-- Entries supplied --
════════

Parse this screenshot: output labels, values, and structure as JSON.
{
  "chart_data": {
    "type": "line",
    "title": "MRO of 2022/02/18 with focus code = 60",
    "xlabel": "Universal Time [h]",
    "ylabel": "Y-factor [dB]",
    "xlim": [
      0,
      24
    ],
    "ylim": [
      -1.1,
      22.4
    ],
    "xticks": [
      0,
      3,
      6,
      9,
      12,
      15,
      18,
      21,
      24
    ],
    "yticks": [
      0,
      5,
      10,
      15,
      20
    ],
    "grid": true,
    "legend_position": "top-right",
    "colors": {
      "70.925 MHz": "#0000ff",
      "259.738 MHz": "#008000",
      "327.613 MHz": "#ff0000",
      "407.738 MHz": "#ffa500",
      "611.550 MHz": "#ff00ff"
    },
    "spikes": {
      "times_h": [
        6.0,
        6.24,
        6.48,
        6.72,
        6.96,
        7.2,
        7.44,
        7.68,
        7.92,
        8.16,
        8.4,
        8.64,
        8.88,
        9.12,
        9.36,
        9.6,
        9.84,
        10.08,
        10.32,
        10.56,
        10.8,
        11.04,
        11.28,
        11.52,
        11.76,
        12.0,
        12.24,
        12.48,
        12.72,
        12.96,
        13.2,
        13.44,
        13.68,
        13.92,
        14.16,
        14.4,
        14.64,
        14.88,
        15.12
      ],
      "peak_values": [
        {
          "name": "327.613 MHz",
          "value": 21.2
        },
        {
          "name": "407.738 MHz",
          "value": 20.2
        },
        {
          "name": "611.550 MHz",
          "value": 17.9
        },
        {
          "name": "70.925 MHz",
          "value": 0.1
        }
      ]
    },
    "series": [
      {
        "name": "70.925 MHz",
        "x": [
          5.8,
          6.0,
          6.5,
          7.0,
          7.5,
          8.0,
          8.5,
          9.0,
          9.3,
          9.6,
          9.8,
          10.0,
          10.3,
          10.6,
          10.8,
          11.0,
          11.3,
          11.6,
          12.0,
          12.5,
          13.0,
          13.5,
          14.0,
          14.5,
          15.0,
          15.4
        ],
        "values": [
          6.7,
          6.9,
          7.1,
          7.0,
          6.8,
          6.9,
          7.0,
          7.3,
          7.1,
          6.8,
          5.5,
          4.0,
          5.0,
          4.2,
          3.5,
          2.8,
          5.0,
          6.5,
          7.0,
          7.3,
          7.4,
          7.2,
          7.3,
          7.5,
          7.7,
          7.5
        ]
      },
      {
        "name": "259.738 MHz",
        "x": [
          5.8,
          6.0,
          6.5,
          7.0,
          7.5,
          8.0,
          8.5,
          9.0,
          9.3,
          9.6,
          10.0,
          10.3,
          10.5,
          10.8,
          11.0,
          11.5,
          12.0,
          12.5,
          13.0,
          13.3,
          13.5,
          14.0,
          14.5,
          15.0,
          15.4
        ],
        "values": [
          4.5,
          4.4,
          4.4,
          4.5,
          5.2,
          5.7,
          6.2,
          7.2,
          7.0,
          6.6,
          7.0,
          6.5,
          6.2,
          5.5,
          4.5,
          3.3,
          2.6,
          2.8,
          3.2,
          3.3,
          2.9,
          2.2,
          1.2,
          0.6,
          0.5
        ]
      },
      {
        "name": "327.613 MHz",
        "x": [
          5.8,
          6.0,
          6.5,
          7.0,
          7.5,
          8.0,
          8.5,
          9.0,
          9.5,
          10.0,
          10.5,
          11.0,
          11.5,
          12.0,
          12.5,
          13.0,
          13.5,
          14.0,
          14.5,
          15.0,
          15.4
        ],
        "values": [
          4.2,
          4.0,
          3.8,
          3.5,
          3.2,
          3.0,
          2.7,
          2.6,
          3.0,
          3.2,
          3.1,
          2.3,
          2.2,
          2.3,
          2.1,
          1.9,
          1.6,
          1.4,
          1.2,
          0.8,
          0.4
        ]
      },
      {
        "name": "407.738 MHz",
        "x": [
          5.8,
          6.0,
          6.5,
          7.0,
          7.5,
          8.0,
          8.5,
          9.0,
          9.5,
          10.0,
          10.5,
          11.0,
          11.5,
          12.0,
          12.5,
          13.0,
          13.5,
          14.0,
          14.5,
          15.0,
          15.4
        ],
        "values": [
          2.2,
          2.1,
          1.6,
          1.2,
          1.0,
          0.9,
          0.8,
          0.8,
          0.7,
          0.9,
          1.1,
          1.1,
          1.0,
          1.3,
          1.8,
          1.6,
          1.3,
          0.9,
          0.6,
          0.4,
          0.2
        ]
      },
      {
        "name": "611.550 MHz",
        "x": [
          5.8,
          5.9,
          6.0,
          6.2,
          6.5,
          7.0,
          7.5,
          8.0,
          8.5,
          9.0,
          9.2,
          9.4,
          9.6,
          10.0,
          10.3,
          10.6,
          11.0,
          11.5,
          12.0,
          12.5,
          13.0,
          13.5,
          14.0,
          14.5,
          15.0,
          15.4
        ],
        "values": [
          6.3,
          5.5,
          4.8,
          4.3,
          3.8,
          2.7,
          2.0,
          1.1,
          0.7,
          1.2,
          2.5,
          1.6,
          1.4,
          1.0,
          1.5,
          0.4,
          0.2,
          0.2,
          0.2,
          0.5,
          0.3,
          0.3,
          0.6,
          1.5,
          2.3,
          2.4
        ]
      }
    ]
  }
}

════════

-- Work to do --
Can you reproduce all the material exactly?

-- Answer to this exercise --
Parse this screenshot: output labels, values, and structure as JSON.
{
  "chart_data": {
    "type": "line",
    "title": "MRO of 2022/02/18 with focus code = 60",
    "xlabel": "Universal Time [h]",
    "ylabel": "Y-factor [dB]",
    "xlim": [
      0,
      24
    ],
    "ylim": [
      -1.1,
      22.4
    ],
    "xticks": [
      0,
      3,
      6,
      9,
      12,
      15,
      18,
      21,
      24
    ],
    "yticks": [
      0,
      5,
      10,
      15,
      20
    ],
    "grid": true,
    "legend_position": "top-right",
    "colors": {
      "70.925 MHz": "#0000ff",
      "259.738 MHz": "#008000",
      "327.613 MHz": "#ff0000",
      "407.738 MHz": "#ffa500",
      "611.550 MHz": "#ff00ff"
    },
    "spikes": {
      "times_h": [
        6.0,
        6.24,
        6.48,
        6.72,
        6.96,
        7.2,
        7.44,
        7.68,
        7.92,
        8.16,
        8.4,
        8.64,
        8.88,
        9.12,
        9.36,
        9.6,
        9.84,
        10.08,
        10.32,
        10.56,
        10.8,
        11.04,
        11.28,
        11.52,
        11.76,
        12.0,
        12.24,
        12.48,
        12.72,
        12.96,
        13.2,
        13.44,
        13.68,
        13.92,
        14.16,
        14.4,
        14.64,
        14.88,
        15.12
      ],
      "peak_values": [
        {
          "name": "327.613 MHz",
          "value": 21.2
        },
        {
          "name": "407.738 MHz",
          "value": 20.2
        },
        {
          "name": "611.550 MHz",
          "value": 17.9
        },
        {
          "name": "70.925 MHz",
          "value": 0.1
        }
      ]
    },
    "series": [
      {
        "name": "70.925 MHz",
        "x": [
          5.8,
          6.0,
          6.5,
          7.0,
          7.5,
          8.0,
          8.5,
          9.0,
          9.3,
          9.6,
          9.8,
          10.0,
          10.3,
          10.6,
          10.8,
          11.0,
          11.3,
          11.6,
          12.0,
          12.5,
          13.0,
          13.5,
          14.0,
          14.5,
          15.0,
          15.4
        ],
        "values": [
          6.7,
          6.9,
          7.1,
          7.0,
          6.8,
          6.9,
          7.0,
          7.3,
          7.1,
          6.8,
          5.5,
          4.0,
          5.0,
          4.2,
          3.5,
          2.8,
          5.0,
          6.5,
          7.0,
          7.3,
          7.4,
          7.2,
          7.3,
          7.5,
          7.7,
          7.5
        ]
      },
      {
        "name": "259.738 MHz",
        "x": [
          5.8,
          6.0,
          6.5,
          7.0,
          7.5,
          8.0,
          8.5,
          9.0,
          9.3,
          9.6,
          10.0,
          10.3,
          10.5,
          10.8,
          11.0,
          11.5,
          12.0,
          12.5,
          13.0,
          13.3,
          13.5,
          14.0,
          14.5,
          15.0,
          15.4
        ],
        "values": [
          4.5,
          4.4,
          4.4,
          4.5,
          5.2,
          5.7,
          6.2,
          7.2,
          7.0,
          6.6,
          7.0,
          6.5,
          6.2,
          5.5,
          4.5,
          3.3,
          2.6,
          2.8,
          3.2,
          3.3,
          2.9,
          2.2,
          1.2,
          0.6,
          0.5
        ]
      },
      {
        "name": "327.613 MHz",
        "x": [
          5.8,
          6.0,
          6.5,
          7.0,
          7.5,
          8.0,
          8.5,
          9.0,
          9.5,
          10.0,
          10.5,
          11.0,
          11.5,
          12.0,
          12.5,
          13.0,
          13.5,
          14.0,
          14.5,
          15.0,
          15.4
        ],
        "values": [
          4.2,
          4.0,
          3.8,
          3.5,
          3.2,
          3.0,
          2.7,
          2.6,
          3.0,
          3.2,
          3.1,
          2.3,
          2.2,
          2.3,
          2.1,
          1.9,
          1.6,
          1.4,
          1.2,
          0.8,
          0.4
        ]
      },
      {
        "name": "407.738 MHz",
        "x": [
          5.8,
          6.0,
          6.5,
          7.0,
          7.5,
          8.0,
          8.5,
          9.0,
          9.5,
          10.0,
          10.5,
          11.0,
          11.5,
          12.0,
          12.5,
          13.0,
          13.5,
          14.0,
          14.5,
          15.0,
          15.4
        ],
        "values": [
          2.2,
          2.1,
          1.6,
          1.2,
          1.0,
          0.9,
          0.8,
          0.8,
          0.7,
          0.9,
          1.1,
          1.1,
          1.0,
          1.3,
          1.8,
          1.6,
          1.3,
          0.9,
          0.6,
          0.4,
          0.2
        ]
      },
      {
        "name": "611.550 MHz",
        "x": [
          5.8,
          5.9,
          6.0,
          6.2,
          6.5,
          7.0,
          7.5,
          8.0,
          8.5,
          9.0,
          9.2,
          9.4,
          9.6,
          10.0,
          10.3,
          10.6,
          11.0,
          11.5,
          12.0,
          12.5,
          13.0,
          13.5,
          14.0,
          14.5,
          15.0,
          15.4
        ],
        "values": [
          6.3,
          5.5,
          4.8,
          4.3,
          3.8,
          2.7,
          2.0,
          1.1,
          0.7,
          1.2,
          2.5,
          1.6,
          1.4,
          1.0,
          1.5,
          0.4,
          0.2,
          0.2,
          0.2,
          0.5,
          0.3,
          0.3,
          0.6,
          1.5,
          2.3,
          2.4
        ]
      }
    ]
  }
}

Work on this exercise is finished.